> _Exercise goal_: Pictures in the data below are not part of the copy; transcribe everything else exactly.

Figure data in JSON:
──────
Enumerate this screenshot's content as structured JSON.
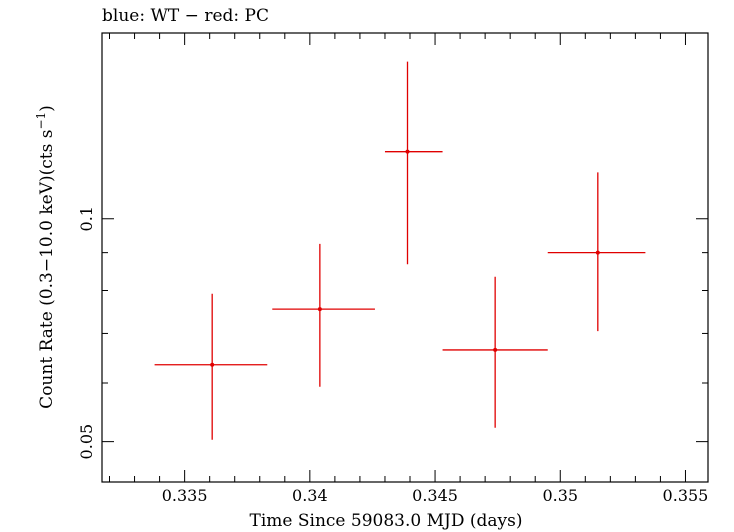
{
  "chart_data": {
    "type": "scatter",
    "title": "blue: WT − red: PC",
    "xlabel": "Time Since 59083.0 MJD (days)",
    "ylabel": "Count Rate (0.3−10.0 keV)(cts s",
    "ylabel_sup": "−1",
    "ylabel_close": ")",
    "xlim": [
      0.3317,
      0.3559
    ],
    "ylim": [
      0.0441,
      0.1782
    ],
    "yscale": "log",
    "grid": false,
    "x_ticks": [
      {
        "value": 0.335,
        "label": "0.335"
      },
      {
        "value": 0.34,
        "label": "0.34"
      },
      {
        "value": 0.345,
        "label": "0.345"
      },
      {
        "value": 0.35,
        "label": "0.35"
      },
      {
        "value": 0.355,
        "label": "0.355"
      }
    ],
    "y_ticks": [
      {
        "value": 0.05,
        "label": "0.05"
      },
      {
        "value": 0.1,
        "label": "0.1"
      }
    ],
    "series": [
      {
        "color": "#e00000",
        "points": [
          {
            "x": 0.3361,
            "y": 0.0635,
            "xerr_low": 0.3338,
            "xerr_high": 0.3383,
            "yerr_low": 0.0503,
            "yerr_high": 0.0792
          },
          {
            "x": 0.3404,
            "y": 0.0755,
            "xerr_low": 0.3385,
            "xerr_high": 0.3426,
            "yerr_low": 0.0593,
            "yerr_high": 0.0925
          },
          {
            "x": 0.3439,
            "y": 0.1232,
            "xerr_low": 0.343,
            "xerr_high": 0.3453,
            "yerr_low": 0.0868,
            "yerr_high": 0.163
          },
          {
            "x": 0.3474,
            "y": 0.0665,
            "xerr_low": 0.3453,
            "xerr_high": 0.3495,
            "yerr_low": 0.0522,
            "yerr_high": 0.0835
          },
          {
            "x": 0.3515,
            "y": 0.09,
            "xerr_low": 0.3495,
            "xerr_high": 0.3534,
            "yerr_low": 0.0705,
            "yerr_high": 0.1155
          }
        ]
      }
    ]
  }
}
──────
> _Written answer_:
Enumerate this screenshot's content as structured JSON.
{
  "chart_data": {
    "type": "scatter",
    "title": "blue: WT − red: PC",
    "xlabel": "Time Since 59083.0 MJD (days)",
    "ylabel": "Count Rate (0.3−10.0 keV)(cts s",
    "ylabel_sup": "−1",
    "ylabel_close": ")",
    "xlim": [
      0.3317,
      0.3559
    ],
    "ylim": [
      0.0441,
      0.1782
    ],
    "yscale": "log",
    "grid": false,
    "x_ticks": [
      {
        "value": 0.335,
        "label": "0.335"
      },
      {
        "value": 0.34,
        "label": "0.34"
      },
      {
        "value": 0.345,
        "label": "0.345"
      },
      {
        "value": 0.35,
        "label": "0.35"
      },
      {
        "value": 0.355,
        "label": "0.355"
      }
    ],
    "y_ticks": [
      {
        "value": 0.05,
        "label": "0.05"
      },
      {
        "value": 0.1,
        "label": "0.1"
      }
    ],
    "series": [
      {
        "color": "#e00000",
        "points": [
          {
            "x": 0.3361,
            "y": 0.0635,
            "xerr_low": 0.3338,
            "xerr_high": 0.3383,
            "yerr_low": 0.0503,
            "yerr_high": 0.0792
          },
          {
            "x": 0.3404,
            "y": 0.0755,
            "xerr_low": 0.3385,
            "xerr_high": 0.3426,
            "yerr_low": 0.0593,
            "yerr_high": 0.0925
          },
          {
            "x": 0.3439,
            "y": 0.1232,
            "xerr_low": 0.343,
            "xerr_high": 0.3453,
            "yerr_low": 0.0868,
            "yerr_high": 0.163
          },
          {
            "x": 0.3474,
            "y": 0.0665,
            "xerr_low": 0.3453,
            "xerr_high": 0.3495,
            "yerr_low": 0.0522,
            "yerr_high": 0.0835
          },
          {
            "x": 0.3515,
            "y": 0.09,
            "xerr_low": 0.3495,
            "xerr_high": 0.3534,
            "yerr_low": 0.0705,
            "yerr_high": 0.1155
          }
        ]
      }
    ]
  }
}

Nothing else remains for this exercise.